■ Data supplied:
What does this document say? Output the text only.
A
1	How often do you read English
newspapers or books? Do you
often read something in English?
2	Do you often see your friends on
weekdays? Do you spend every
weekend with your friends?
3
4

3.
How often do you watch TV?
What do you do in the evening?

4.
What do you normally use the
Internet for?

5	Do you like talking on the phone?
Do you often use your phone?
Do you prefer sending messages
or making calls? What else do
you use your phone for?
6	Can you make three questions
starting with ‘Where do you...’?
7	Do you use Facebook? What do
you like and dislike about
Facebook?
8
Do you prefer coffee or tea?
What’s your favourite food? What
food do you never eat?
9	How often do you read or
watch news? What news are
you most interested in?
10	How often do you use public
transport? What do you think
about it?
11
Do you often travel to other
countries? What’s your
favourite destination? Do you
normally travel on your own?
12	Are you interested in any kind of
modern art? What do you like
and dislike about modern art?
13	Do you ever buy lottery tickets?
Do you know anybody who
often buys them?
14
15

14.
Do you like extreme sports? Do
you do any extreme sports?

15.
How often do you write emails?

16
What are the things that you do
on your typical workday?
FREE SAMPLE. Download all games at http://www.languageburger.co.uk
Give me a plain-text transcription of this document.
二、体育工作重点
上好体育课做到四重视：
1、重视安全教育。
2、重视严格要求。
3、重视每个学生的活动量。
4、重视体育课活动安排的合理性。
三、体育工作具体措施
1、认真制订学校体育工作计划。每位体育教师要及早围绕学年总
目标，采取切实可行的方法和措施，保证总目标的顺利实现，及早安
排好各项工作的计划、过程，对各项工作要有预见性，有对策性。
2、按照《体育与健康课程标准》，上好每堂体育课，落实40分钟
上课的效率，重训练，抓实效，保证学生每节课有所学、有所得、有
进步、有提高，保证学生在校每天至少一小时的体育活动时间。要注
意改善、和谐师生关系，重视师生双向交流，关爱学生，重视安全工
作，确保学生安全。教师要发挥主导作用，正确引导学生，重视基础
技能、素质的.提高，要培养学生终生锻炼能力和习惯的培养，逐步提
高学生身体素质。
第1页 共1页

■ Written request: Write out every entry word for word.

■ Task response:
What does this document say? Output the text only.
A
1	How often do you read English
newspapers or books? Do you
often read something in English?
2	Do you often see your friends on
weekdays? Do you spend every
weekend with your friends?
3
4

3.
How often do you watch TV?
What do you do in the evening?

4.
What do you normally use the
Internet for?

5	Do you like talking on the phone?
Do you often use your phone?
Do you prefer sending messages
or making calls? What else do
you use your phone for?
6	Can you make three questions
starting with ‘Where do you...’?
7	Do you use Facebook? What do
you like and dislike about
Facebook?
8
Do you prefer coffee or tea?
What’s your favourite food? What
food do you never eat?
9	How often do you read or
watch news? What news are
you most interested in?
10	How often do you use public
transport? What do you think
about it?
11
Do you often travel to other
countries? What’s your
favourite destination? Do you
normally travel on your own?
12	Are you interested in any kind of
modern art? What do you like
and dislike about modern art?
13	Do you ever buy lottery tickets?
Do you know anybody who
often buys them?
14
15

14.
Do you like extreme sports? Do
you do any extreme sports?

15.
How often do you write emails?

16
What are the things that you do
on your typical workday?
FREE SAMPLE. Download all games at http://www.languageburger.co.uk
Give me a plain-text transcription of this document.
二、体育工作重点
上好体育课做到四重视：
1、重视安全教育。
2、重视严格要求。
3、重视每个学生的活动量。
4、重视体育课活动安排的合理性。
三、体育工作具体措施
1、认真制订学校体育工作计划。每位体育教师要及早围绕学年总
目标，采取切实可行的方法和措施，保证总目标的顺利实现，及早安
排好各项工作的计划、过程，对各项工作要有预见性，有对策性。
2、按照《体育与健康课程标准》，上好每堂体育课，落实40分钟
上课的效率，重训练，抓实效，保证学生每节课有所学、有所得、有
进步、有提高，保证学生在校每天至少一小时的体育活动时间。要注
意改善、和谐师生关系，重视师生双向交流，关爱学生，重视安全工
作，确保学生安全。教师要发挥主导作用，正确引导学生，重视基础
技能、素质的.提高，要培养学生终生锻炼能力和习惯的培养，逐步提
高学生身体素质。
第1页 共1页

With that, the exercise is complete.